┏━━

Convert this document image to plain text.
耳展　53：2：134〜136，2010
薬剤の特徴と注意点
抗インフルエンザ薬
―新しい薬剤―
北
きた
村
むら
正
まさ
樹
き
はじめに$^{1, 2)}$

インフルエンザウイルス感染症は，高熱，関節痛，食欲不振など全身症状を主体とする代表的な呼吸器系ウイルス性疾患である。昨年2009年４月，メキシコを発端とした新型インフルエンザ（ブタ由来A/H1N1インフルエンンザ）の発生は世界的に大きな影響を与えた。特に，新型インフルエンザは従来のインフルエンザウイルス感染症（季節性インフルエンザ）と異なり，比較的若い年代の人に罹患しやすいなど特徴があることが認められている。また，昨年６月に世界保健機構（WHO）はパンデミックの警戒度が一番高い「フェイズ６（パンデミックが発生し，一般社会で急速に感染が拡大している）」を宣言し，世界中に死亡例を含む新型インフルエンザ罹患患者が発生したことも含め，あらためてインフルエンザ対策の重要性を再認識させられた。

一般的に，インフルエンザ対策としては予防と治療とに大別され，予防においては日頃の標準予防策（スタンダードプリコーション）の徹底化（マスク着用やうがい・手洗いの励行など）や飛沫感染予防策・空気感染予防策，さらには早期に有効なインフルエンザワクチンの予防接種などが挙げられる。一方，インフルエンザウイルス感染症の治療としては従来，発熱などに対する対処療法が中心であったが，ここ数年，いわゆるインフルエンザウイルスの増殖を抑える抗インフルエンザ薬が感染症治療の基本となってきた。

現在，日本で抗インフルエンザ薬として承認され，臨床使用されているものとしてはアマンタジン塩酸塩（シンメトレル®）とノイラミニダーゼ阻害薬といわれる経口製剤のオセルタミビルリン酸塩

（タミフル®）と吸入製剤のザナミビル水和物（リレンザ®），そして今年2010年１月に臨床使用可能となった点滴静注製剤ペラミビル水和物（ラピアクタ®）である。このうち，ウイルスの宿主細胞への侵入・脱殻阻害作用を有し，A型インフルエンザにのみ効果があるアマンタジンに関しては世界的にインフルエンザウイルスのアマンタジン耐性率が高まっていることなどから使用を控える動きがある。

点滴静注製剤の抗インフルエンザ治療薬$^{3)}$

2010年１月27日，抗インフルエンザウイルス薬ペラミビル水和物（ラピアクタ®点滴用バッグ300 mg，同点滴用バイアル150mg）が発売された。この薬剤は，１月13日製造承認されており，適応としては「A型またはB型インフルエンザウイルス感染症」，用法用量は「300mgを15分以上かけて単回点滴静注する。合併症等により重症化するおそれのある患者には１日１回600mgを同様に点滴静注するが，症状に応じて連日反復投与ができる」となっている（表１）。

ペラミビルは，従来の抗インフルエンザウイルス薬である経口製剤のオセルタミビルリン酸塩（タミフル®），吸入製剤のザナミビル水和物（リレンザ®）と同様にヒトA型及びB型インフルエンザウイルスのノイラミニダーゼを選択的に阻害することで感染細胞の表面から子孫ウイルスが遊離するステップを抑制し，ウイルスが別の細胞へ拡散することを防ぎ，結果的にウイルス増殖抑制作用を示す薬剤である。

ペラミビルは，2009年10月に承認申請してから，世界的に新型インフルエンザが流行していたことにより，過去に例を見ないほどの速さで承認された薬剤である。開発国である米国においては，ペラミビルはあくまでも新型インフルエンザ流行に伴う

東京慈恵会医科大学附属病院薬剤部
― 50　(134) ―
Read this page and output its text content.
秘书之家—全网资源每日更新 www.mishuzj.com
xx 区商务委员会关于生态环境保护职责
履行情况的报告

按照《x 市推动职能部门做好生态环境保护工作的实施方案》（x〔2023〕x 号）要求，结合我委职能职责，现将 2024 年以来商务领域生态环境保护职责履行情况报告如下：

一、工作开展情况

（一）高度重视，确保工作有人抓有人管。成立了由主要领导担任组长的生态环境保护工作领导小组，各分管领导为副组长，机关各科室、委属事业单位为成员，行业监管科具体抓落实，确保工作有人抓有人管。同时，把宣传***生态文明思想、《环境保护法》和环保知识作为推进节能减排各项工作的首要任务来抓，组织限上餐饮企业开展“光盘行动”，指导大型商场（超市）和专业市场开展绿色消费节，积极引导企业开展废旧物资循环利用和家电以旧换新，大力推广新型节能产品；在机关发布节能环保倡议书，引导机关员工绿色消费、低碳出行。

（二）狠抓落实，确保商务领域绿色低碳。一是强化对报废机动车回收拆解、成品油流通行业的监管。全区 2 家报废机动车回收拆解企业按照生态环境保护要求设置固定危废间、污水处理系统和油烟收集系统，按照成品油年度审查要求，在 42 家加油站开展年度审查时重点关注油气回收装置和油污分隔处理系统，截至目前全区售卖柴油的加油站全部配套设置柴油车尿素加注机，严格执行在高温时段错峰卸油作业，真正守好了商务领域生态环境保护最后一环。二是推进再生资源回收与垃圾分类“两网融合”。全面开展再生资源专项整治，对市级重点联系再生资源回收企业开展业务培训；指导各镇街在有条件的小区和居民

┗━━

**DESCRIPTION OF THE TASK**: Your task is to retype all of the records exactly.

**CORRECT ANSWER**:
Convert this document image to plain text.
耳展　53：2：134〜136，2010
薬剤の特徴と注意点
抗インフルエンザ薬
―新しい薬剤―
北
きた
村
むら
正
まさ
樹
き
はじめに$^{1, 2)}$

インフルエンザウイルス感染症は，高熱，関節痛，食欲不振など全身症状を主体とする代表的な呼吸器系ウイルス性疾患である。昨年2009年４月，メキシコを発端とした新型インフルエンザ（ブタ由来A/H1N1インフルエンンザ）の発生は世界的に大きな影響を与えた。特に，新型インフルエンザは従来のインフルエンザウイルス感染症（季節性インフルエンザ）と異なり，比較的若い年代の人に罹患しやすいなど特徴があることが認められている。また，昨年６月に世界保健機構（WHO）はパンデミックの警戒度が一番高い「フェイズ６（パンデミックが発生し，一般社会で急速に感染が拡大している）」を宣言し，世界中に死亡例を含む新型インフルエンザ罹患患者が発生したことも含め，あらためてインフルエンザ対策の重要性を再認識させられた。

一般的に，インフルエンザ対策としては予防と治療とに大別され，予防においては日頃の標準予防策（スタンダードプリコーション）の徹底化（マスク着用やうがい・手洗いの励行など）や飛沫感染予防策・空気感染予防策，さらには早期に有効なインフルエンザワクチンの予防接種などが挙げられる。一方，インフルエンザウイルス感染症の治療としては従来，発熱などに対する対処療法が中心であったが，ここ数年，いわゆるインフルエンザウイルスの増殖を抑える抗インフルエンザ薬が感染症治療の基本となってきた。

現在，日本で抗インフルエンザ薬として承認され，臨床使用されているものとしてはアマンタジン塩酸塩（シンメトレル®）とノイラミニダーゼ阻害薬といわれる経口製剤のオセルタミビルリン酸塩

（タミフル®）と吸入製剤のザナミビル水和物（リレンザ®），そして今年2010年１月に臨床使用可能となった点滴静注製剤ペラミビル水和物（ラピアクタ®）である。このうち，ウイルスの宿主細胞への侵入・脱殻阻害作用を有し，A型インフルエンザにのみ効果があるアマンタジンに関しては世界的にインフルエンザウイルスのアマンタジン耐性率が高まっていることなどから使用を控える動きがある。

点滴静注製剤の抗インフルエンザ治療薬$^{3)}$

2010年１月27日，抗インフルエンザウイルス薬ペラミビル水和物（ラピアクタ®点滴用バッグ300 mg，同点滴用バイアル150mg）が発売された。この薬剤は，１月13日製造承認されており，適応としては「A型またはB型インフルエンザウイルス感染症」，用法用量は「300mgを15分以上かけて単回点滴静注する。合併症等により重症化するおそれのある患者には１日１回600mgを同様に点滴静注するが，症状に応じて連日反復投与ができる」となっている（表１）。

ペラミビルは，従来の抗インフルエンザウイルス薬である経口製剤のオセルタミビルリン酸塩（タミフル®），吸入製剤のザナミビル水和物（リレンザ®）と同様にヒトA型及びB型インフルエンザウイルスのノイラミニダーゼを選択的に阻害することで感染細胞の表面から子孫ウイルスが遊離するステップを抑制し，ウイルスが別の細胞へ拡散することを防ぎ，結果的にウイルス増殖抑制作用を示す薬剤である。

ペラミビルは，2009年10月に承認申請してから，世界的に新型インフルエンザが流行していたことにより，過去に例を見ないほどの速さで承認された薬剤である。開発国である米国においては，ペラミビルはあくまでも新型インフルエンザ流行に伴う

東京慈恵会医科大学附属病院薬剤部
― 50　(134) ―
Read this page and output its text content.
秘书之家—全网资源每日更新 www.mishuzj.com
xx 区商务委员会关于生态环境保护职责
履行情况的报告

按照《x 市推动职能部门做好生态环境保护工作的实施方案》（x〔2023〕x 号）要求，结合我委职能职责，现将 2024 年以来商务领域生态环境保护职责履行情况报告如下：

一、工作开展情况

（一）高度重视，确保工作有人抓有人管。成立了由主要领导担任组长的生态环境保护工作领导小组，各分管领导为副组长，机关各科室、委属事业单位为成员，行业监管科具体抓落实，确保工作有人抓有人管。同时，把宣传***生态文明思想、《环境保护法》和环保知识作为推进节能减排各项工作的首要任务来抓，组织限上餐饮企业开展“光盘行动”，指导大型商场（超市）和专业市场开展绿色消费节，积极引导企业开展废旧物资循环利用和家电以旧换新，大力推广新型节能产品；在机关发布节能环保倡议书，引导机关员工绿色消费、低碳出行。

（二）狠抓落实，确保商务领域绿色低碳。一是强化对报废机动车回收拆解、成品油流通行业的监管。全区 2 家报废机动车回收拆解企业按照生态环境保护要求设置固定危废间、污水处理系统和油烟收集系统，按照成品油年度审查要求，在 42 家加油站开展年度审查时重点关注油气回收装置和油污分隔处理系统，截至目前全区售卖柴油的加油站全部配套设置柴油车尿素加注机，严格执行在高温时段错峰卸油作业，真正守好了商务领域生态环境保护最后一环。二是推进再生资源回收与垃圾分类“两网融合”。全面开展再生资源专项整治，对市级重点联系再生资源回收企业开展业务培训；指导各镇街在有条件的小区和居民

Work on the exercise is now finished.